- [PROBLEM]:
Could you transcribe every record below exactly as written, leaving out any pictures?

- [INPUT MATERIAL]:

— Start —

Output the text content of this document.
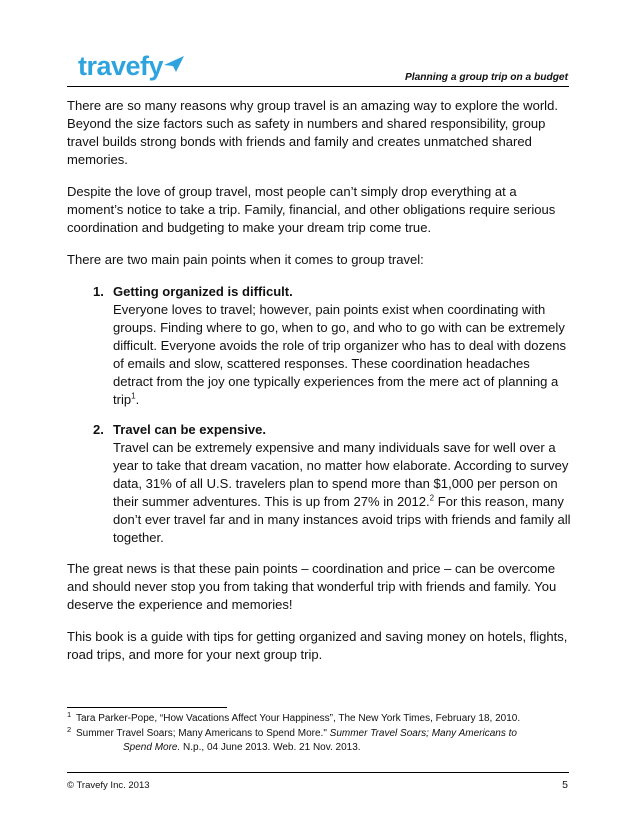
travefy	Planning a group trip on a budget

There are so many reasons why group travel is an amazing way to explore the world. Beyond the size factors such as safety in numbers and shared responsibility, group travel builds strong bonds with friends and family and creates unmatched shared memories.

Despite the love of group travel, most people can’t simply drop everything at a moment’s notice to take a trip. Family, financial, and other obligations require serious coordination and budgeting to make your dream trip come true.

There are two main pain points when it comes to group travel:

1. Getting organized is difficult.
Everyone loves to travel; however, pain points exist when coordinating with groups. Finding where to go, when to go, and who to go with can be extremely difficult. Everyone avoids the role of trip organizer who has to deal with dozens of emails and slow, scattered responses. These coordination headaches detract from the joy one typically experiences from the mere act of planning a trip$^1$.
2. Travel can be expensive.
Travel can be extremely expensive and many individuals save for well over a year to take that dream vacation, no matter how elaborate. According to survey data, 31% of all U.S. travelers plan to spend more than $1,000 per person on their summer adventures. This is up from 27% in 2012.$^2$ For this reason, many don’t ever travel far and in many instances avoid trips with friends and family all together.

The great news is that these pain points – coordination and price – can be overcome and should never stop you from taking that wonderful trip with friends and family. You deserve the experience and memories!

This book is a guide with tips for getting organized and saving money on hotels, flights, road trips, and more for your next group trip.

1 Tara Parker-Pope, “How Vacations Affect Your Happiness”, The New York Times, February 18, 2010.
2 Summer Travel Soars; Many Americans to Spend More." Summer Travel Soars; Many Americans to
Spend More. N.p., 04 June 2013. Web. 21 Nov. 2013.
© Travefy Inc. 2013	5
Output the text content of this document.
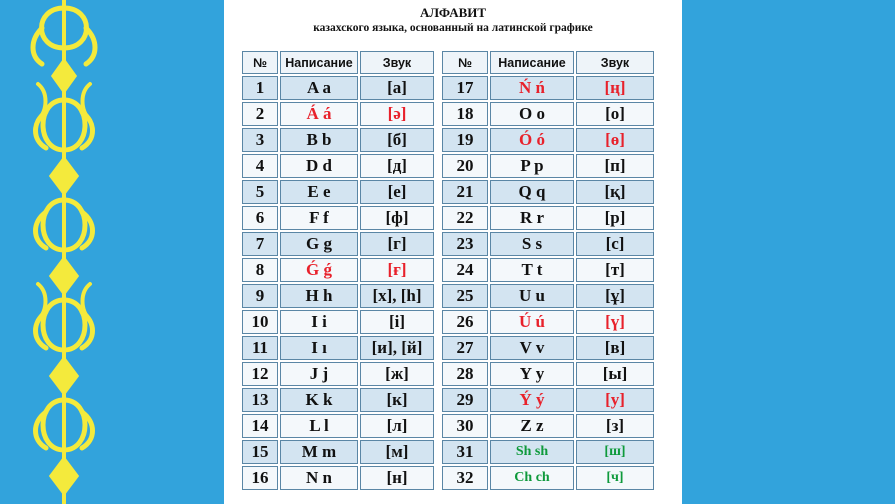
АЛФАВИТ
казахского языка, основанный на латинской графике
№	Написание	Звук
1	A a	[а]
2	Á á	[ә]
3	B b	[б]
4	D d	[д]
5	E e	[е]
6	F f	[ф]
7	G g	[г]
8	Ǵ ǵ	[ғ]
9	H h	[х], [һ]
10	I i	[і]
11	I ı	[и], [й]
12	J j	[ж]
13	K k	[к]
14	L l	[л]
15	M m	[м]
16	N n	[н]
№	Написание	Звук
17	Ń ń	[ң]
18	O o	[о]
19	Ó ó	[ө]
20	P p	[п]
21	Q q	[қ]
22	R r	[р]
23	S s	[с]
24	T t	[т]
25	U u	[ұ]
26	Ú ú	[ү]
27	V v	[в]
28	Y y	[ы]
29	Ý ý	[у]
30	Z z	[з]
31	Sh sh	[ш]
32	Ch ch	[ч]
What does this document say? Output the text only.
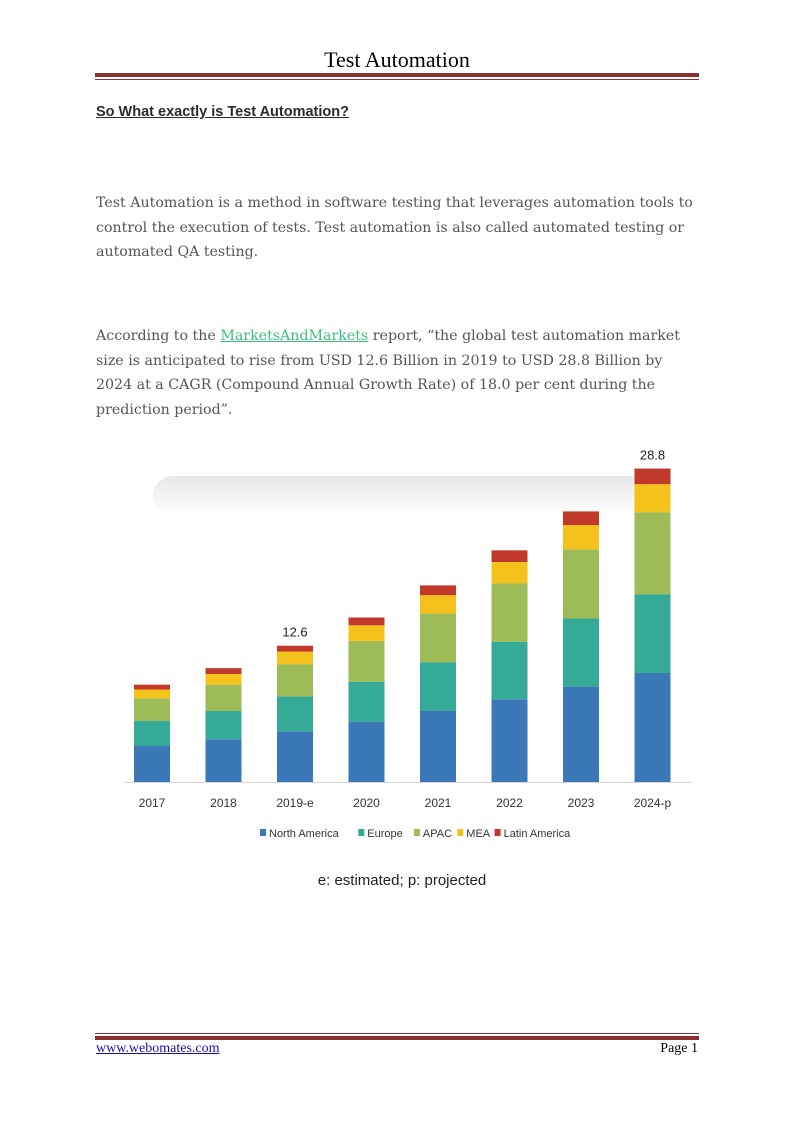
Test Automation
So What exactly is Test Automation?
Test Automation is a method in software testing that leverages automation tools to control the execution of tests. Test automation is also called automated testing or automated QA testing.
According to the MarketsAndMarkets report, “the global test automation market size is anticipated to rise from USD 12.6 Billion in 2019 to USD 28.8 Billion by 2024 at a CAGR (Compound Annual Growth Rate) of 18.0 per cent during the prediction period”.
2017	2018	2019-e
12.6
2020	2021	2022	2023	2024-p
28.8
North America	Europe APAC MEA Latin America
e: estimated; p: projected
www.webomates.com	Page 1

— End —

- [EXPECTED ANSWER]:
Output the text content of this document.
travefy	Planning a group trip on a budget

There are so many reasons why group travel is an amazing way to explore the world. Beyond the size factors such as safety in numbers and shared responsibility, group travel builds strong bonds with friends and family and creates unmatched shared memories.

Despite the love of group travel, most people can’t simply drop everything at a moment’s notice to take a trip. Family, financial, and other obligations require serious coordination and budgeting to make your dream trip come true.

There are two main pain points when it comes to group travel:

1. Getting organized is difficult.
Everyone loves to travel; however, pain points exist when coordinating with groups. Finding where to go, when to go, and who to go with can be extremely difficult. Everyone avoids the role of trip organizer who has to deal with dozens of emails and slow, scattered responses. These coordination headaches detract from the joy one typically experiences from the mere act of planning a trip$^1$.
2. Travel can be expensive.
Travel can be extremely expensive and many individuals save for well over a year to take that dream vacation, no matter how elaborate. According to survey data, 31% of all U.S. travelers plan to spend more than $1,000 per person on their summer adventures. This is up from 27% in 2012.$^2$ For this reason, many don’t ever travel far and in many instances avoid trips with friends and family all together.

The great news is that these pain points – coordination and price – can be overcome and should never stop you from taking that wonderful trip with friends and family. You deserve the experience and memories!

This book is a guide with tips for getting organized and saving money on hotels, flights, road trips, and more for your next group trip.

1 Tara Parker-Pope, “How Vacations Affect Your Happiness”, The New York Times, February 18, 2010.
2 Summer Travel Soars; Many Americans to Spend More." Summer Travel Soars; Many Americans to
Spend More. N.p., 04 June 2013. Web. 21 Nov. 2013.
© Travefy Inc. 2013	5
Output the text content of this document.
АЛФАВИТ
казахского языка, основанный на латинской графике
№	Написание	Звук
1	A a	[а]
2	Á á	[ә]
3	B b	[б]
4	D d	[д]
5	E e	[е]
6	F f	[ф]
7	G g	[г]
8	Ǵ ǵ	[ғ]
9	H h	[х], [һ]
10	I i	[і]
11	I ı	[и], [й]
12	J j	[ж]
13	K k	[к]
14	L l	[л]
15	M m	[м]
16	N n	[н]
№	Написание	Звук
17	Ń ń	[ң]
18	O o	[о]
19	Ó ó	[ө]
20	P p	[п]
21	Q q	[қ]
22	R r	[р]
23	S s	[с]
24	T t	[т]
25	U u	[ұ]
26	Ú ú	[ү]
27	V v	[в]
28	Y y	[ы]
29	Ý ý	[у]
30	Z z	[з]
31	Sh sh	[ш]
32	Ch ch	[ч]
What does this document say? Output the text only.
Test Automation
So What exactly is Test Automation?
Test Automation is a method in software testing that leverages automation tools to control the execution of tests. Test automation is also called automated testing or automated QA testing.
According to the MarketsAndMarkets report, “the global test automation market size is anticipated to rise from USD 12.6 Billion in 2019 to USD 28.8 Billion by 2024 at a CAGR (Compound Annual Growth Rate) of 18.0 per cent during the prediction period”.
2017	2018	2019-e
12.6
2020	2021	2022	2023	2024-p
28.8
North America	Europe APAC MEA Latin America
e: estimated; p: projected
www.webomates.com	Page 1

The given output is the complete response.